Stored entries
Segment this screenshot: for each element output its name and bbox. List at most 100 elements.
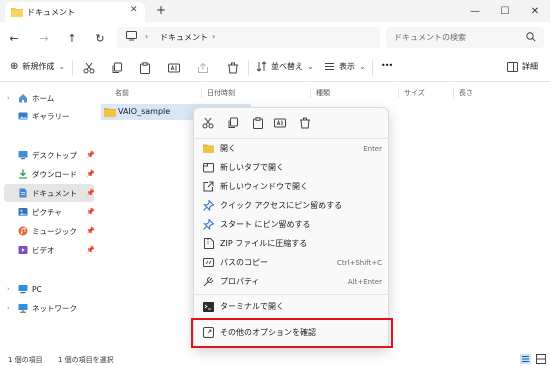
tiles-view-icon[interactable] — [536, 354, 546, 364]
sidebar-item-label: デスクトップ — [32, 150, 77, 160]
menu-item-properties[interactable]: プロパティ Alt+Enter — [198, 273, 384, 290]
menu-item-shortcut: Alt+Enter — [347, 277, 382, 286]
tab-documents[interactable]: ドキュメント ✕ — [5, 2, 145, 22]
copy-icon[interactable] — [110, 61, 124, 75]
paste-icon[interactable] — [251, 116, 265, 130]
home-icon — [19, 94, 27, 103]
sidebar-item-downloads[interactable]: ダウンロード 📌 — [4, 165, 95, 183]
document-icon — [19, 188, 27, 198]
menu-item-label: クイック アクセスにピン留めする — [220, 201, 343, 210]
terminal-icon — [203, 301, 214, 312]
delete-icon[interactable] — [298, 116, 312, 130]
menu-item-open-terminal[interactable]: ターミナルで開く — [198, 298, 384, 315]
menu-item-open[interactable]: 開く Enter — [198, 140, 384, 157]
sidebar-item-gallery[interactable]: ギャラリー — [4, 107, 94, 125]
zip-file-icon — [203, 238, 214, 249]
minimize-button[interactable]: — — [460, 0, 490, 22]
menu-divider — [194, 294, 388, 295]
copy-icon[interactable] — [226, 116, 240, 130]
file-name[interactable]: VAIO_sample — [118, 107, 170, 116]
cut-icon[interactable] — [201, 116, 215, 130]
pin-icon: 📌 — [86, 151, 95, 159]
expand-chevron-icon[interactable]: › — [7, 285, 10, 293]
expand-chevron-icon[interactable]: › — [7, 304, 10, 312]
forward-button[interactable]: → — [36, 30, 52, 46]
sidebar-item-label: ホーム — [32, 93, 55, 103]
details-label: 詳細 — [522, 62, 538, 71]
chevron-down-icon: ⌄ — [58, 62, 66, 71]
details-pane-icon — [507, 61, 518, 72]
breadcrumb-trailing-chevron[interactable]: › — [212, 32, 215, 41]
expand-chevron-icon[interactable]: › — [7, 94, 10, 102]
rename-icon[interactable] — [167, 61, 181, 75]
sort-button[interactable]: 並べ替え ⌄ — [256, 61, 314, 72]
paste-icon[interactable] — [138, 61, 152, 75]
menu-item-compress-zip[interactable]: ZIP ファイルに圧縮する — [198, 235, 384, 252]
gallery-icon — [18, 112, 28, 120]
sidebar-item-documents[interactable]: ドキュメント 📌 — [4, 184, 95, 202]
menu-item-label: プロパティ — [220, 277, 260, 286]
share-icon[interactable] — [196, 61, 210, 75]
sort-icon — [256, 61, 267, 72]
properties-icon — [203, 276, 214, 287]
toolbar-divider — [372, 60, 373, 76]
sidebar-item-label: ネットワーク — [32, 303, 77, 313]
column-header-length[interactable]: 長さ — [459, 88, 473, 98]
sidebar-item-home[interactable]: › ホーム — [4, 89, 94, 107]
new-button[interactable]: ⊕ 新規作成 ⌄ — [10, 61, 65, 72]
item-count: 1 個の項目 — [8, 356, 43, 364]
sidebar-item-desktop[interactable]: デスクトップ 📌 — [4, 146, 95, 164]
folder-icon — [104, 107, 116, 117]
video-icon — [18, 246, 28, 254]
menu-item-copy-path[interactable]: パスのコピー Ctrl+Shift+C — [198, 254, 384, 271]
view-button[interactable]: 表示 ⌄ — [324, 61, 366, 72]
sidebar-item-network[interactable]: › ネットワーク — [4, 299, 94, 317]
cut-icon[interactable] — [82, 61, 96, 75]
rename-icon[interactable] — [273, 116, 287, 130]
tab-label: ドキュメント — [27, 8, 75, 17]
sidebar-item-videos[interactable]: ビデオ 📌 — [4, 241, 95, 259]
breadcrumb-current[interactable]: ドキュメント — [160, 32, 208, 43]
music-icon — [18, 226, 28, 236]
monitor-icon — [126, 31, 137, 41]
menu-item-pin-quick-access[interactable]: クイック アクセスにピン留めする — [198, 197, 384, 214]
column-header-size[interactable]: サイズ — [404, 88, 425, 98]
details-view-icon[interactable] — [520, 354, 531, 364]
sidebar-item-label: ピクチャ — [32, 207, 62, 217]
close-tab-icon[interactable]: ✕ — [130, 5, 142, 19]
toolbar-divider — [72, 60, 73, 76]
close-window-button[interactable]: ✕ — [520, 0, 550, 22]
address-bar[interactable] — [117, 27, 380, 48]
menu-item-label: 新しいウィンドウで開く — [220, 182, 308, 191]
search-icon — [526, 32, 536, 42]
column-header-name[interactable]: 名前 — [115, 88, 129, 98]
up-button[interactable]: ↑ — [64, 30, 80, 46]
menu-item-open-new-window[interactable]: 新しいウィンドウで開く — [198, 178, 384, 195]
sort-label: 並べ替え — [271, 62, 303, 71]
folder-icon — [11, 7, 23, 17]
refresh-button[interactable]: ↻ — [92, 30, 108, 46]
breadcrumb-separator: › — [145, 32, 149, 41]
delete-icon[interactable] — [226, 61, 240, 75]
column-divider[interactable] — [201, 87, 202, 98]
column-divider[interactable] — [453, 87, 454, 98]
sidebar-item-pictures[interactable]: ピクチャ 📌 — [4, 203, 95, 221]
new-button-label: 新規作成 — [22, 62, 55, 71]
annotation-highlight-box — [191, 318, 393, 348]
sidebar-item-label: ダウンロード — [32, 169, 77, 179]
new-tab-button[interactable]: + — [153, 3, 169, 19]
sidebar-item-pc[interactable]: › PC — [4, 280, 94, 298]
column-header-type[interactable]: 種類 — [316, 88, 330, 98]
maximize-button[interactable]: ☐ — [490, 0, 520, 22]
pin-icon — [203, 200, 214, 211]
open-external-icon — [203, 181, 214, 192]
menu-item-open-new-tab[interactable]: 新しいタブで開く — [198, 159, 384, 176]
sidebar-item-music[interactable]: ミュージック 📌 — [4, 222, 95, 240]
column-divider[interactable] — [398, 87, 399, 98]
more-options-button[interactable]: ••• — [381, 61, 393, 70]
back-button[interactable]: ← — [6, 30, 22, 46]
column-header-date[interactable]: 日付時刻 — [207, 88, 235, 98]
details-button[interactable]: 詳細 — [507, 61, 538, 72]
menu-item-pin-start[interactable]: スタート にピン留めする — [198, 216, 384, 233]
column-divider[interactable] — [310, 87, 311, 98]
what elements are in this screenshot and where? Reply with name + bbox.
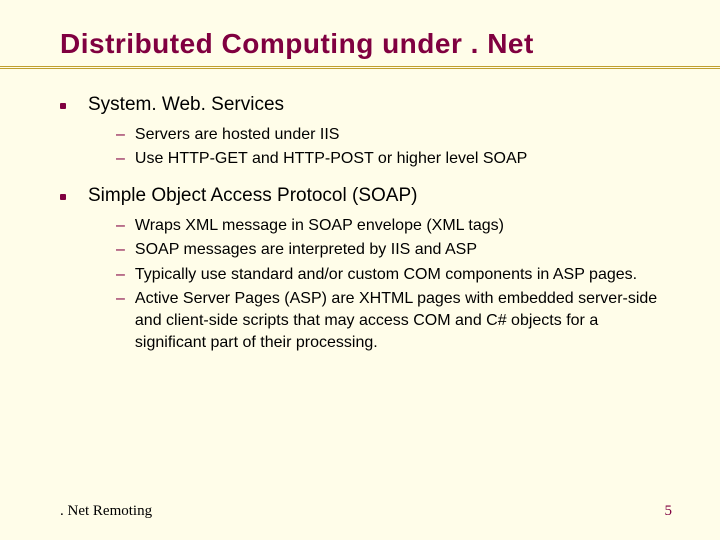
dash-icon: – (116, 124, 125, 146)
sub-bullet-item: – Use HTTP-GET and HTTP-POST or higher l… (116, 148, 672, 170)
sub-bullet-item: – Typically use standard and/or custom C… (116, 264, 672, 286)
sub-bullet-text: SOAP messages are interpreted by IIS and… (135, 239, 477, 261)
sub-bullet-text: Wraps XML message in SOAP envelope (XML … (135, 215, 504, 237)
dash-icon: – (116, 215, 125, 237)
sub-list: – Wraps XML message in SOAP envelope (XM… (116, 215, 672, 354)
dash-icon: – (116, 239, 125, 261)
title-underline (0, 66, 720, 69)
bullet-item: System. Web. Services (60, 93, 672, 118)
sub-bullet-item: – Servers are hosted under IIS (116, 124, 672, 146)
slide-number: 5 (665, 503, 673, 520)
sub-bullet-item: – Active Server Pages (ASP) are XHTML pa… (116, 288, 672, 353)
sub-bullet-item: – Wraps XML message in SOAP envelope (XM… (116, 215, 672, 237)
dash-icon: – (116, 288, 125, 310)
bullet-text: Simple Object Access Protocol (SOAP) (88, 184, 417, 209)
footer-left-text: . Net Remoting (60, 503, 152, 520)
bullet-text: System. Web. Services (88, 93, 284, 118)
slide-footer: . Net Remoting 5 (60, 503, 672, 520)
sub-bullet-text: Use HTTP-GET and HTTP-POST or higher lev… (135, 148, 527, 170)
bullet-icon (60, 194, 66, 200)
sub-bullet-text: Servers are hosted under IIS (135, 124, 340, 146)
slide-content: System. Web. Services – Servers are host… (60, 93, 672, 353)
sub-bullet-item: – SOAP messages are interpreted by IIS a… (116, 239, 672, 261)
dash-icon: – (116, 264, 125, 286)
bullet-icon (60, 103, 66, 109)
dash-icon: – (116, 148, 125, 170)
slide-title: Distributed Computing under . Net (60, 28, 672, 60)
sub-list: – Servers are hosted under IIS – Use HTT… (116, 124, 672, 170)
slide: Distributed Computing under . Net System… (0, 0, 720, 540)
sub-bullet-text: Active Server Pages (ASP) are XHTML page… (135, 288, 672, 353)
sub-bullet-text: Typically use standard and/or custom COM… (135, 264, 637, 286)
bullet-item: Simple Object Access Protocol (SOAP) (60, 184, 672, 209)
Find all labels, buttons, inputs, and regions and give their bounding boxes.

The problem: Please recast the stretch of the material from the line containing "tiles-view-icon[interactable] — [536, 354, 546, 364]" through the line containing "sidebar-item-gallery[interactable]: ギャラリー —" as a Markdown table with the columns Row and Line, omitting any blank lines.

Result:
| Row | Line |
|---|---|
| 1 | tiles-view-icon[interactable] — [536, 354, 546, 364] |
| 2 | sidebar-item-label: デスクトップ — [32, 150, 77, 160] |
| 3 | menu-item-properties[interactable]: プロパティ Alt+Enter — [198, 273, 384, 290] |
| 4 | menu-item-shortcut: Alt+Enter — [347, 277, 382, 286] |
| 5 | tab-documents[interactable]: ドキュメント ✕ — [5, 2, 145, 22] |
| 6 | copy-icon[interactable] — [110, 61, 124, 75] |
| 7 | paste-icon[interactable] — [251, 116, 265, 130] |
| 8 | home-icon — [19, 94, 27, 103] |
| 9 | sidebar-item-downloads[interactable]: ダウンロード 📌 — [4, 165, 95, 183] |
| 10 | document-icon — [19, 188, 27, 198] |
| 11 | menu-item-label: クイック アクセスにピン留めする — [220, 201, 343, 210] |
| 12 | terminal-icon — [203, 301, 214, 312] |
| 13 | delete-icon[interactable] — [298, 116, 312, 130] |
| 14 | menu-item-open-terminal[interactable]: ターミナルで開く — [198, 298, 384, 315] |
| 15 | menu-item-open[interactable]: 開く Enter — [198, 140, 384, 157] |
| 16 | sidebar-item-gallery[interactable]: ギャラリー — [4, 107, 94, 125] |